--- Prompt ---
Repeat the records below exactly as they appear.

--- Data provided ---
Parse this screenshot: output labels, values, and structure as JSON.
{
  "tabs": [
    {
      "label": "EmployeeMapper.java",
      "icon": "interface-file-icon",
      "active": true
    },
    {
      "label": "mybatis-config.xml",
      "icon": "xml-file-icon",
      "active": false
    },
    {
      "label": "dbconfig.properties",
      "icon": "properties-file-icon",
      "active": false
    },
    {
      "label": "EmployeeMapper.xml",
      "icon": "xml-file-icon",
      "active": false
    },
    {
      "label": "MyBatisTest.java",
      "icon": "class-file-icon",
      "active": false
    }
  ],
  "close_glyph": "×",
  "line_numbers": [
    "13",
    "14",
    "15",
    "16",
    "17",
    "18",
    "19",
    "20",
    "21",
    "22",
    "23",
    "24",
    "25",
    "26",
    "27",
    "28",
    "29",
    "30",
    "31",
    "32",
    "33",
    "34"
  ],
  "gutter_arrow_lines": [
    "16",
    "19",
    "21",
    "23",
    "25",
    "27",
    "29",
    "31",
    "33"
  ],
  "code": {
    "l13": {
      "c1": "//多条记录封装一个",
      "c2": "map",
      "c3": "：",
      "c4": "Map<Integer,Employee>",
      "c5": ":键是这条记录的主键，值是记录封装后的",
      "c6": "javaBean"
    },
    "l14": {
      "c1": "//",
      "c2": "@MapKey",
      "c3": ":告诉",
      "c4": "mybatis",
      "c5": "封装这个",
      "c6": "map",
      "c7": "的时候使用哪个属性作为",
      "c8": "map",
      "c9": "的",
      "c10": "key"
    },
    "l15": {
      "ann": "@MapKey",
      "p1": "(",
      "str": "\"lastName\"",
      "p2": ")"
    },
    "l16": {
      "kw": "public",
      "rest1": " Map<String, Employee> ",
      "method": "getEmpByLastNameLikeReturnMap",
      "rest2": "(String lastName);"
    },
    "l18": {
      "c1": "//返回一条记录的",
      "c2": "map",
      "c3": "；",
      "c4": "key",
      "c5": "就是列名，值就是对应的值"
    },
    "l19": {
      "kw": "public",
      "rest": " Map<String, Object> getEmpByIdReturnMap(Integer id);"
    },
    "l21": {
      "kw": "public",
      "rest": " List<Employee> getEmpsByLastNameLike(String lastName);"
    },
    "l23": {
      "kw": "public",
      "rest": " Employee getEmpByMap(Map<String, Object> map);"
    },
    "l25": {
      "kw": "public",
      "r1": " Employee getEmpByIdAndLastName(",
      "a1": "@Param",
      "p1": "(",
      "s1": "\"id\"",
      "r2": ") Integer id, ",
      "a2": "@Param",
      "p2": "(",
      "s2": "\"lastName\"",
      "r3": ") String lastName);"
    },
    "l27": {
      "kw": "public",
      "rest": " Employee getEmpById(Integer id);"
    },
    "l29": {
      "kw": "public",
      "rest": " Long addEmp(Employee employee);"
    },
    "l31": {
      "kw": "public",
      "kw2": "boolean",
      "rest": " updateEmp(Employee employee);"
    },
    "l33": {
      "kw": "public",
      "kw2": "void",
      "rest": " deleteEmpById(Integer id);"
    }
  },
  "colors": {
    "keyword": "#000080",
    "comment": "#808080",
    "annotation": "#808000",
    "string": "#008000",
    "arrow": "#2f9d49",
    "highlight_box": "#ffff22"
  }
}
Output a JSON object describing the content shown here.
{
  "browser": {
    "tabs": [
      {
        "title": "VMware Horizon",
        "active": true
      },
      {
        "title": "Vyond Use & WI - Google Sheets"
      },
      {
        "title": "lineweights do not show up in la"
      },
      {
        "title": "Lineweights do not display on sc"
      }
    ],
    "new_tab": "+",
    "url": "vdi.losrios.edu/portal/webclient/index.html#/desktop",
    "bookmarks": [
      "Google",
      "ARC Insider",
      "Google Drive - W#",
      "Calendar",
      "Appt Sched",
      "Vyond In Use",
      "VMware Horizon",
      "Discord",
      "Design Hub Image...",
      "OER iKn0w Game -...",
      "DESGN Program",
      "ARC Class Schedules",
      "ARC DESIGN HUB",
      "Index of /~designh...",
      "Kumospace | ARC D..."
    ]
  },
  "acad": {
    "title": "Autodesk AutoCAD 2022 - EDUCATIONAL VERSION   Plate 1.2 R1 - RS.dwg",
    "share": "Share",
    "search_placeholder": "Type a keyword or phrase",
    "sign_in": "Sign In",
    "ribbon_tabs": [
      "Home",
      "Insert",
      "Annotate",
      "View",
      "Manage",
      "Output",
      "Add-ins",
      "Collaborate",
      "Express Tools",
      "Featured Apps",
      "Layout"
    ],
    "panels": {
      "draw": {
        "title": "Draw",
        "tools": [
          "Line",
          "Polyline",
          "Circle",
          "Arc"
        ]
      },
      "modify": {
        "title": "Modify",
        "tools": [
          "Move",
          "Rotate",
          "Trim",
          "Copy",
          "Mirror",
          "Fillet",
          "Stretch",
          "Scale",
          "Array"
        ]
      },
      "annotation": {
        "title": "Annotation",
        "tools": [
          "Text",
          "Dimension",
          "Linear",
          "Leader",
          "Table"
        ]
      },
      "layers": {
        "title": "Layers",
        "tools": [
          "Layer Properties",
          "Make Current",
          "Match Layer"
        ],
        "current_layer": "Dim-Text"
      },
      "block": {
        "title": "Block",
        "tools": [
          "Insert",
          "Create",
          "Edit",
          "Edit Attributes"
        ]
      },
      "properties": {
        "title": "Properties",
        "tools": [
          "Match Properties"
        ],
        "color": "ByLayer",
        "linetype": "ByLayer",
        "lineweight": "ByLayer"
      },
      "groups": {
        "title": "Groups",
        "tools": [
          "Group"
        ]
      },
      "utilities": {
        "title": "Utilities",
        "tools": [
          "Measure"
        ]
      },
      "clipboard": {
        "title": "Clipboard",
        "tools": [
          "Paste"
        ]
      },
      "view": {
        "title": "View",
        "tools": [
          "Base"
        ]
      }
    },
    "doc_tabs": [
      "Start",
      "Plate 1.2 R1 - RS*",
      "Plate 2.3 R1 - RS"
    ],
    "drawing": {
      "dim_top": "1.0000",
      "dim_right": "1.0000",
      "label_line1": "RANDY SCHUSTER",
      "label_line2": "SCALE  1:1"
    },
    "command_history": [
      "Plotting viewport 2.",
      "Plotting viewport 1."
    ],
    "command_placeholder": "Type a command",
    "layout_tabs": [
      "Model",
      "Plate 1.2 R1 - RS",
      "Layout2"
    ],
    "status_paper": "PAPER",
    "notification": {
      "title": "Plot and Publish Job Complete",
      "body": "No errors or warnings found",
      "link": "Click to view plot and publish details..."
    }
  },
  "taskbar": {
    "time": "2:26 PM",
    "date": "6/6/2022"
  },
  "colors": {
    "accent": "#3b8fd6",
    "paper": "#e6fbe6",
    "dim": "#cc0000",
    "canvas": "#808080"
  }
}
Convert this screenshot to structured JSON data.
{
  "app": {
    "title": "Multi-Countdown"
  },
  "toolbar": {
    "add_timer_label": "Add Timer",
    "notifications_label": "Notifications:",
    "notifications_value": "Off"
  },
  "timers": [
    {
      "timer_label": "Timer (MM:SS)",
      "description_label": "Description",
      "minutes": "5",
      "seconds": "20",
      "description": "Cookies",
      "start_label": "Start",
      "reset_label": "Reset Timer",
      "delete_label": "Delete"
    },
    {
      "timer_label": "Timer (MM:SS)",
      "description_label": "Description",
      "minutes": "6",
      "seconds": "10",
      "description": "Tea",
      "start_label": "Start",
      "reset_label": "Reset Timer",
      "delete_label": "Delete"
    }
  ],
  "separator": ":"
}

--- Written response ---
Parse this screenshot: output labels, values, and structure as JSON.
{
  "tabs": [
    {
      "label": "EmployeeMapper.java",
      "icon": "interface-file-icon",
      "active": true
    },
    {
      "label": "mybatis-config.xml",
      "icon": "xml-file-icon",
      "active": false
    },
    {
      "label": "dbconfig.properties",
      "icon": "properties-file-icon",
      "active": false
    },
    {
      "label": "EmployeeMapper.xml",
      "icon": "xml-file-icon",
      "active": false
    },
    {
      "label": "MyBatisTest.java",
      "icon": "class-file-icon",
      "active": false
    }
  ],
  "close_glyph": "×",
  "line_numbers": [
    "13",
    "14",
    "15",
    "16",
    "17",
    "18",
    "19",
    "20",
    "21",
    "22",
    "23",
    "24",
    "25",
    "26",
    "27",
    "28",
    "29",
    "30",
    "31",
    "32",
    "33",
    "34"
  ],
  "gutter_arrow_lines": [
    "16",
    "19",
    "21",
    "23",
    "25",
    "27",
    "29",
    "31",
    "33"
  ],
  "code": {
    "l13": {
      "c1": "//多条记录封装一个",
      "c2": "map",
      "c3": "：",
      "c4": "Map<Integer,Employee>",
      "c5": ":键是这条记录的主键，值是记录封装后的",
      "c6": "javaBean"
    },
    "l14": {
      "c1": "//",
      "c2": "@MapKey",
      "c3": ":告诉",
      "c4": "mybatis",
      "c5": "封装这个",
      "c6": "map",
      "c7": "的时候使用哪个属性作为",
      "c8": "map",
      "c9": "的",
      "c10": "key"
    },
    "l15": {
      "ann": "@MapKey",
      "p1": "(",
      "str": "\"lastName\"",
      "p2": ")"
    },
    "l16": {
      "kw": "public",
      "rest1": " Map<String, Employee> ",
      "method": "getEmpByLastNameLikeReturnMap",
      "rest2": "(String lastName);"
    },
    "l18": {
      "c1": "//返回一条记录的",
      "c2": "map",
      "c3": "；",
      "c4": "key",
      "c5": "就是列名，值就是对应的值"
    },
    "l19": {
      "kw": "public",
      "rest": " Map<String, Object> getEmpByIdReturnMap(Integer id);"
    },
    "l21": {
      "kw": "public",
      "rest": " List<Employee> getEmpsByLastNameLike(String lastName);"
    },
    "l23": {
      "kw": "public",
      "rest": " Employee getEmpByMap(Map<String, Object> map);"
    },
    "l25": {
      "kw": "public",
      "r1": " Employee getEmpByIdAndLastName(",
      "a1": "@Param",
      "p1": "(",
      "s1": "\"id\"",
      "r2": ") Integer id, ",
      "a2": "@Param",
      "p2": "(",
      "s2": "\"lastName\"",
      "r3": ") String lastName);"
    },
    "l27": {
      "kw": "public",
      "rest": " Employee getEmpById(Integer id);"
    },
    "l29": {
      "kw": "public",
      "rest": " Long addEmp(Employee employee);"
    },
    "l31": {
      "kw": "public",
      "kw2": "boolean",
      "rest": " updateEmp(Employee employee);"
    },
    "l33": {
      "kw": "public",
      "kw2": "void",
      "rest": " deleteEmpById(Integer id);"
    }
  },
  "colors": {
    "keyword": "#000080",
    "comment": "#808080",
    "annotation": "#808000",
    "string": "#008000",
    "arrow": "#2f9d49",
    "highlight_box": "#ffff22"
  }
}
Output a JSON object describing the content shown here.
{
  "browser": {
    "tabs": [
      {
        "title": "VMware Horizon",
        "active": true
      },
      {
        "title": "Vyond Use & WI - Google Sheets"
      },
      {
        "title": "lineweights do not show up in la"
      },
      {
        "title": "Lineweights do not display on sc"
      }
    ],
    "new_tab": "+",
    "url": "vdi.losrios.edu/portal/webclient/index.html#/desktop",
    "bookmarks": [
      "Google",
      "ARC Insider",
      "Google Drive - W#",
      "Calendar",
      "Appt Sched",
      "Vyond In Use",
      "VMware Horizon",
      "Discord",
      "Design Hub Image...",
      "OER iKn0w Game -...",
      "DESGN Program",
      "ARC Class Schedules",
      "ARC DESIGN HUB",
      "Index of /~designh...",
      "Kumospace | ARC D..."
    ]
  },
  "acad": {
    "title": "Autodesk AutoCAD 2022 - EDUCATIONAL VERSION   Plate 1.2 R1 - RS.dwg",
    "share": "Share",
    "search_placeholder": "Type a keyword or phrase",
    "sign_in": "Sign In",
    "ribbon_tabs": [
      "Home",
      "Insert",
      "Annotate",
      "View",
      "Manage",
      "Output",
      "Add-ins",
      "Collaborate",
      "Express Tools",
      "Featured Apps",
      "Layout"
    ],
    "panels": {
      "draw": {
        "title": "Draw",
        "tools": [
          "Line",
          "Polyline",
          "Circle",
          "Arc"
        ]
      },
      "modify": {
        "title": "Modify",
        "tools": [
          "Move",
          "Rotate",
          "Trim",
          "Copy",
          "Mirror",
          "Fillet",
          "Stretch",
          "Scale",
          "Array"
        ]
      },
      "annotation": {
        "title": "Annotation",
        "tools": [
          "Text",
          "Dimension",
          "Linear",
          "Leader",
          "Table"
        ]
      },
      "layers": {
        "title": "Layers",
        "tools": [
          "Layer Properties",
          "Make Current",
          "Match Layer"
        ],
        "current_layer": "Dim-Text"
      },
      "block": {
        "title": "Block",
        "tools": [
          "Insert",
          "Create",
          "Edit",
          "Edit Attributes"
        ]
      },
      "properties": {
        "title": "Properties",
        "tools": [
          "Match Properties"
        ],
        "color": "ByLayer",
        "linetype": "ByLayer",
        "lineweight": "ByLayer"
      },
      "groups": {
        "title": "Groups",
        "tools": [
          "Group"
        ]
      },
      "utilities": {
        "title": "Utilities",
        "tools": [
          "Measure"
        ]
      },
      "clipboard": {
        "title": "Clipboard",
        "tools": [
          "Paste"
        ]
      },
      "view": {
        "title": "View",
        "tools": [
          "Base"
        ]
      }
    },
    "doc_tabs": [
      "Start",
      "Plate 1.2 R1 - RS*",
      "Plate 2.3 R1 - RS"
    ],
    "drawing": {
      "dim_top": "1.0000",
      "dim_right": "1.0000",
      "label_line1": "RANDY SCHUSTER",
      "label_line2": "SCALE  1:1"
    },
    "command_history": [
      "Plotting viewport 2.",
      "Plotting viewport 1."
    ],
    "command_placeholder": "Type a command",
    "layout_tabs": [
      "Model",
      "Plate 1.2 R1 - RS",
      "Layout2"
    ],
    "status_paper": "PAPER",
    "notification": {
      "title": "Plot and Publish Job Complete",
      "body": "No errors or warnings found",
      "link": "Click to view plot and publish details..."
    }
  },
  "taskbar": {
    "time": "2:26 PM",
    "date": "6/6/2022"
  },
  "colors": {
    "accent": "#3b8fd6",
    "paper": "#e6fbe6",
    "dim": "#cc0000",
    "canvas": "#808080"
  }
}
Convert this screenshot to structured JSON data.
{
  "app": {
    "title": "Multi-Countdown"
  },
  "toolbar": {
    "add_timer_label": "Add Timer",
    "notifications_label": "Notifications:",
    "notifications_value": "Off"
  },
  "timers": [
    {
      "timer_label": "Timer (MM:SS)",
      "description_label": "Description",
      "minutes": "5",
      "seconds": "20",
      "description": "Cookies",
      "start_label": "Start",
      "reset_label": "Reset Timer",
      "delete_label": "Delete"
    },
    {
      "timer_label": "Timer (MM:SS)",
      "description_label": "Description",
      "minutes": "6",
      "seconds": "10",
      "description": "Tea",
      "start_label": "Start",
      "reset_label": "Reset Timer",
      "delete_label": "Delete"
    }
  ],
  "separator": ":"
}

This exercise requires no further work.